Édison Herrera, jefe de la Policía Judicial de Manta, llegó a esta ciudad y lo primero que criticó fue la falta de logística, armamento y hasta de uniformados para controlar lo que él llama “la ciudad más violenta”, pues registra altos índices de asesinatos con respecto a su tamaño y población
Según estadísticas de la Policía, en este cantón manabita se observa un promedio de 24 asesinatos por cada cien mil habitantes, mientras que en ciudades como Guayaquil se presentan 15 crímenes por un igual número de pobladores; y en Quito la cantidad se reduce a 12 por cada cien mil personas que viven en esa ciudad.
Solo en lo que va del año, en Manta hubo 48 crímenes con las características de “asesinato por encargo”, debido a venganzas o ajuste de cuentas, ya que se excluyó al robo como las motivaciones de esos hechos.
Ante la crítica situación local, el oficial Herrera afirmó que las cifras convierten al puerto manabita en la ciudad del país con mayores delitos violentos (muertes y homicidios).
“Son lamentables estos actos ilícitos, pero ya estamos investigando para dar con los responsables en estos casos, a través de controles en los vehículos y limitando la presencia de personas en las calles o en lugares peligrosos”, añadió el jefe policial, que inició su labor con un seguimiento a la existencia de sicariato en Manta.
********
Instrucción de trabajo 1: Según el texto sobre la violencia en Manta, ¿cuál es el promedio de asesinatos por cada cien mil habitantes en ese cantón?
Instrucción de trabajo 2: Reproduce el fragmento del texto sobre la violencia en Manta comprendido entre "Solo en lo que" y "de esos hechos.", ambos incluidos.

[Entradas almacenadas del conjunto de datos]
********
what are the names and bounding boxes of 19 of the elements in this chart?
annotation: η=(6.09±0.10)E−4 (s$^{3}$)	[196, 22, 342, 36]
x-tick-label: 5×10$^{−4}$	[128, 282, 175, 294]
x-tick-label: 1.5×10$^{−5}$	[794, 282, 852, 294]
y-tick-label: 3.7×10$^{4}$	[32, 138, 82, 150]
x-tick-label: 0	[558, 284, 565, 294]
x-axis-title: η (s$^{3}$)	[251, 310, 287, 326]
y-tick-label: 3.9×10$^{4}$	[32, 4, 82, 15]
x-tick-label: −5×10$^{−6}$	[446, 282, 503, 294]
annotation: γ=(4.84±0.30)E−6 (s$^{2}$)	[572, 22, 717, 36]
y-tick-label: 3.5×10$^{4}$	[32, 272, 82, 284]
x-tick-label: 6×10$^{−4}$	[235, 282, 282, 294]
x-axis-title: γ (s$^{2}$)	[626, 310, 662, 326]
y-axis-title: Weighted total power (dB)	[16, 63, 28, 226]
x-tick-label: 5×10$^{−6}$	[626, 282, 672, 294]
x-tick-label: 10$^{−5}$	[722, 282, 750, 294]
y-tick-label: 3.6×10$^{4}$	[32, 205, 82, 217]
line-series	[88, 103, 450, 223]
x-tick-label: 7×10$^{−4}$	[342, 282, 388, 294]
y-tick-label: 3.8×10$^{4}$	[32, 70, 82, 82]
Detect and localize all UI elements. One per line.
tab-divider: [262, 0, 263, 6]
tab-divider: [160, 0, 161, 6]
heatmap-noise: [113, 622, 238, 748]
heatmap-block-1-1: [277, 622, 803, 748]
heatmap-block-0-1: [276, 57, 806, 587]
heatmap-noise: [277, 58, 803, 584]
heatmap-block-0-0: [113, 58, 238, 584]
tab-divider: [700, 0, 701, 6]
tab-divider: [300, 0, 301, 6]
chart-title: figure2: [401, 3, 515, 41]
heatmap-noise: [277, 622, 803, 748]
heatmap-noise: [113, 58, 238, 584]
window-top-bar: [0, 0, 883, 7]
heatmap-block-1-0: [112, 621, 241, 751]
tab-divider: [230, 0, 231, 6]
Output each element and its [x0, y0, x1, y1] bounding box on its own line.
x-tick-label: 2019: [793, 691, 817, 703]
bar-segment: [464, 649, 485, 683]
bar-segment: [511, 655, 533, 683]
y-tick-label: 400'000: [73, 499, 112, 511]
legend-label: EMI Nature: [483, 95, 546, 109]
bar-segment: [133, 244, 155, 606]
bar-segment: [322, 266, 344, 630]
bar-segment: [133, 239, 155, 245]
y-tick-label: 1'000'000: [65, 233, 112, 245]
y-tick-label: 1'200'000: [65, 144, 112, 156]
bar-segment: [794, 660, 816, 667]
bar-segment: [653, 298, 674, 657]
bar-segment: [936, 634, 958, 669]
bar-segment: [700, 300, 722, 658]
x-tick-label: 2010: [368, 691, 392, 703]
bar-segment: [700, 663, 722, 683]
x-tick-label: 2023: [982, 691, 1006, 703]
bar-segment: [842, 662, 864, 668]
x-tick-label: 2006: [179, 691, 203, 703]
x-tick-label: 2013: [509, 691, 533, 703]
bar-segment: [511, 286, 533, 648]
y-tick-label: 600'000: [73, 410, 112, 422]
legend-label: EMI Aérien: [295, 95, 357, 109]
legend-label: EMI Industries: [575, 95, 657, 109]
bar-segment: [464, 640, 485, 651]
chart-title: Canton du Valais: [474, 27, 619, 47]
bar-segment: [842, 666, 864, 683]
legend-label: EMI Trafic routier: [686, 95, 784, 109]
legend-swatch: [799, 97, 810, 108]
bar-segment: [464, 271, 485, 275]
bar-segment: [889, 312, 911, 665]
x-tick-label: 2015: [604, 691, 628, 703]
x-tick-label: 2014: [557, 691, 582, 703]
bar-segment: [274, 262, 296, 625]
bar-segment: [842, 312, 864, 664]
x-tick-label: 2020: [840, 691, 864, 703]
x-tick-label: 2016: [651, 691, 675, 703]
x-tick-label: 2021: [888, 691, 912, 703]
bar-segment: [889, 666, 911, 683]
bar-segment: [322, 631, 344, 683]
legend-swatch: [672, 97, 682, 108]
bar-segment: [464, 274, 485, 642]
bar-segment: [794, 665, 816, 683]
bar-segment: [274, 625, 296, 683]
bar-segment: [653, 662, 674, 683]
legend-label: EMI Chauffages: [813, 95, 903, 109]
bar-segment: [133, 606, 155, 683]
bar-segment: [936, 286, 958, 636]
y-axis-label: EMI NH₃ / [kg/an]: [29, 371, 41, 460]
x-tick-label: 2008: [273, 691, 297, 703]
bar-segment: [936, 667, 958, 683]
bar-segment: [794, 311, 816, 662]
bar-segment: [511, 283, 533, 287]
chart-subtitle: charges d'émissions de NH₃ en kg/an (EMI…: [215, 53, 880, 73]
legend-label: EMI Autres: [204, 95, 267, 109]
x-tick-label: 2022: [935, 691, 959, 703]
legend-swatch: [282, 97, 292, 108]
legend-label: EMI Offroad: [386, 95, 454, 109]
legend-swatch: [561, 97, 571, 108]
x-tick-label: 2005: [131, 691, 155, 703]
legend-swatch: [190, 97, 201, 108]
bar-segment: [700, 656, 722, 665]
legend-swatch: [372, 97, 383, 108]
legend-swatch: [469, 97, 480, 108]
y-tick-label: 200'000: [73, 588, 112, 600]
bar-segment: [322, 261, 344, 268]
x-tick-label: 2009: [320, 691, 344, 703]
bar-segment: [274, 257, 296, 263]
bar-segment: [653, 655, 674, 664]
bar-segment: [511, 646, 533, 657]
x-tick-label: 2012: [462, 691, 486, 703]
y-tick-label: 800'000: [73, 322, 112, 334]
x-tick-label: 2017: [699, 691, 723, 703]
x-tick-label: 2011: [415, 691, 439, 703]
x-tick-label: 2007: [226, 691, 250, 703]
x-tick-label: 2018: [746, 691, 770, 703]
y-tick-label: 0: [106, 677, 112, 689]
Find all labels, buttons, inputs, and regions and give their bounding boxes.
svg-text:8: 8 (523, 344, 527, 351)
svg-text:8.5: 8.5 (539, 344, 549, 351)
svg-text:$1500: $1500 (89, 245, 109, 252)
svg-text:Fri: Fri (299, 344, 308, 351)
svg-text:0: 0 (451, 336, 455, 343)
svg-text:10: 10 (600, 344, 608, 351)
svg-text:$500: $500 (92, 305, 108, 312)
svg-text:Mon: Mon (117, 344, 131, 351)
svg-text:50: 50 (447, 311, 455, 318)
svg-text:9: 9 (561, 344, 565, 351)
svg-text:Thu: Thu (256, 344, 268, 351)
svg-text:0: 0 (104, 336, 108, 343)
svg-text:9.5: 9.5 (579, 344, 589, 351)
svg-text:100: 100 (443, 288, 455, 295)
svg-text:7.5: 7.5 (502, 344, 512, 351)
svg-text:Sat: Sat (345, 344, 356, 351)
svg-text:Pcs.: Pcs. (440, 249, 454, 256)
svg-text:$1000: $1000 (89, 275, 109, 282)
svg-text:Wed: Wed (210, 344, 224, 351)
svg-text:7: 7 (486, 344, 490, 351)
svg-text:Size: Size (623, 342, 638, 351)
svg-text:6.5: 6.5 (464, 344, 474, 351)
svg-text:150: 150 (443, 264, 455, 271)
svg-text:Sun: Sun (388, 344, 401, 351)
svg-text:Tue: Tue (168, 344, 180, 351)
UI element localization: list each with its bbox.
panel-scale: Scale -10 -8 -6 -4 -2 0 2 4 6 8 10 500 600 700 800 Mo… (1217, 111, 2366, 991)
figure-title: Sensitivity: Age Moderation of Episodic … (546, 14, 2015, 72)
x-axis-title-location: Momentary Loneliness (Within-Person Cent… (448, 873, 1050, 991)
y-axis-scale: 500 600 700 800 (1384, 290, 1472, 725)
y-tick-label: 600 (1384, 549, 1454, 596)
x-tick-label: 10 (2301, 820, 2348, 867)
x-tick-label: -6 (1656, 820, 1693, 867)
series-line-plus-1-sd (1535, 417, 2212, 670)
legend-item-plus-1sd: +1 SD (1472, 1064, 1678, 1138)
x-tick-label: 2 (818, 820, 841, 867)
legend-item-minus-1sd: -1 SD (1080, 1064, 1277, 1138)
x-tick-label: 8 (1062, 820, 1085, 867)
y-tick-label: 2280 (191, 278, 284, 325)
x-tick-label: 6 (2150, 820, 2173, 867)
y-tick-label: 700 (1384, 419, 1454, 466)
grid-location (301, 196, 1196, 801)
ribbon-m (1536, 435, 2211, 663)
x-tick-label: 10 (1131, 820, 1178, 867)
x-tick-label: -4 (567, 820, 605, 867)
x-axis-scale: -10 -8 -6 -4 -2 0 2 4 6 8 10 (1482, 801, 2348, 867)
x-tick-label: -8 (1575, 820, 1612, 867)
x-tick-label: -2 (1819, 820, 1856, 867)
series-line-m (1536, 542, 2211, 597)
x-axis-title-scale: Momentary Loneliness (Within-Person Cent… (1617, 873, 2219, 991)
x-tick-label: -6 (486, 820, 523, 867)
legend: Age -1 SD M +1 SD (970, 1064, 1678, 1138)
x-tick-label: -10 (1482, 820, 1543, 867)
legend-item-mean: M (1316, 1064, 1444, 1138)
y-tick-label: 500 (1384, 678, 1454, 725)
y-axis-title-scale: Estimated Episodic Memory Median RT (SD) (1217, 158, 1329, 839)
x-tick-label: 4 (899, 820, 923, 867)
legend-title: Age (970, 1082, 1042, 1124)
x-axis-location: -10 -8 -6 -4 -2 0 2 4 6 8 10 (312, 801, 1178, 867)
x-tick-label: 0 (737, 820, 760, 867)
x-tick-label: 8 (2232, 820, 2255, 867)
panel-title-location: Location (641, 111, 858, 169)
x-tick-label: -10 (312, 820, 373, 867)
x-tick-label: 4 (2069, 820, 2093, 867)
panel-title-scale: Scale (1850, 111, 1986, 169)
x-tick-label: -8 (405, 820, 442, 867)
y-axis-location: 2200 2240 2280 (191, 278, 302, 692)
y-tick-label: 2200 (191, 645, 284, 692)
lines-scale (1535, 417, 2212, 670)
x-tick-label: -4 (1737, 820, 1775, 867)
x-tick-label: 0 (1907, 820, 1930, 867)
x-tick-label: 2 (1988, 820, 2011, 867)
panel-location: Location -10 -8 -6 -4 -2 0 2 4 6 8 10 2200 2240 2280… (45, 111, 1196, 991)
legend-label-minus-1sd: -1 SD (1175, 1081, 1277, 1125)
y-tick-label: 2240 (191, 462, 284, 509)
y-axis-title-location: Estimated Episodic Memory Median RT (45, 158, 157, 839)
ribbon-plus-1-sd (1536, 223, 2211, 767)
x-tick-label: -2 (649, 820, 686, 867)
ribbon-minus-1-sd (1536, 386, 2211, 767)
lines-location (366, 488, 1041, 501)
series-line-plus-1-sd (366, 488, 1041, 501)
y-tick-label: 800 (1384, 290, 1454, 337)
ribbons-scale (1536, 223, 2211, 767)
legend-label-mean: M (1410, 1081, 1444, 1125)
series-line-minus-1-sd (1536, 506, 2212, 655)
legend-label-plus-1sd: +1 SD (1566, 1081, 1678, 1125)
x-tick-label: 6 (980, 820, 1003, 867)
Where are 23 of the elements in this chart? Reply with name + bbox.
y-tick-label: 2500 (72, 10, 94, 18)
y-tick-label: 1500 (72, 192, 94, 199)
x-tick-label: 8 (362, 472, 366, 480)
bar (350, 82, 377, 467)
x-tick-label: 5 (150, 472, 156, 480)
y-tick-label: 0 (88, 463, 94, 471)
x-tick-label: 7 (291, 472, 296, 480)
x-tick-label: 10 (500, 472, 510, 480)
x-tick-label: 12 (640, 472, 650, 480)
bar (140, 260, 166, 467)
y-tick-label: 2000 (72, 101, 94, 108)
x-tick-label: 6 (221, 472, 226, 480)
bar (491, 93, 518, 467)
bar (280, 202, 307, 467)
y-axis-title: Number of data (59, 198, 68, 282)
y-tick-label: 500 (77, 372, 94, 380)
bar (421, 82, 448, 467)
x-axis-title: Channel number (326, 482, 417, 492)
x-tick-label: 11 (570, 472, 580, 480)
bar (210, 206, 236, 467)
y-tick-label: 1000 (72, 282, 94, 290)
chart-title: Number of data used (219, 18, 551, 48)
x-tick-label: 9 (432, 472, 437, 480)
********
Resultado esperado 1: 24 asesinatos por cada cien mil habitantes.

Resultado esperado 2:
Solo en lo que va del año, en Manta hubo 48 crímenes con las características de “asesinato por encargo”, debido a venganzas o ajuste de cuentas, ya que se excluyó al robo como las motivaciones de esos hechos.